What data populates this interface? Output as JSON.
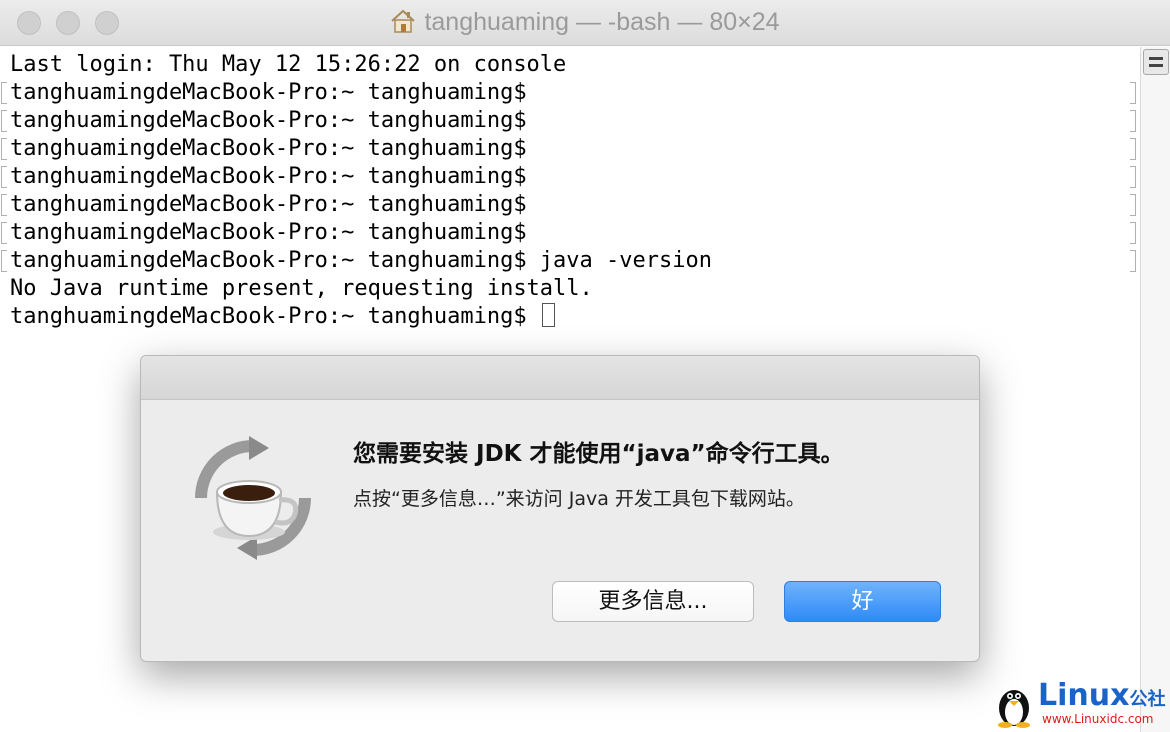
{
  "window": {
    "title": "tanghuaming — -bash — 80×24"
  },
  "terminal": {
    "lines": [
      "Last login: Thu May 12 15:26:22 on console",
      "tanghuamingdeMacBook-Pro:~ tanghuaming$",
      "tanghuamingdeMacBook-Pro:~ tanghuaming$",
      "tanghuamingdeMacBook-Pro:~ tanghuaming$",
      "tanghuamingdeMacBook-Pro:~ tanghuaming$",
      "tanghuamingdeMacBook-Pro:~ tanghuaming$",
      "tanghuamingdeMacBook-Pro:~ tanghuaming$",
      "tanghuamingdeMacBook-Pro:~ tanghuaming$ java -version",
      "No Java runtime present, requesting install.",
      "tanghuamingdeMacBook-Pro:~ tanghuaming$ "
    ]
  },
  "dialog": {
    "title": "您需要安装 JDK 才能使用“java”命令行工具。",
    "message": "点按“更多信息…”来访问 Java 开发工具包下载网站。",
    "more_info_label": "更多信息...",
    "ok_label": "好",
    "icon": "java-coffee-cup-icon"
  },
  "watermark": {
    "logo_text": "Linux",
    "logo_cn": "公社",
    "url": "www.Linuxidc.com"
  },
  "colors": {
    "ok_button": "#2f8af8",
    "watermark_blue": "#1a63c9",
    "watermark_red": "#e01a1a"
  }
}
◇ ◇ ◇ ◇ ◇ ◇ ◇
- **Do this**: Out of the preceding entries, pull every line containing the string "更多信息".

- **Exercise result**:
    "message": "点按“更多信息…”来访问 Java 开发工具包下载网站。",
    "more_info_label": "更多信息...",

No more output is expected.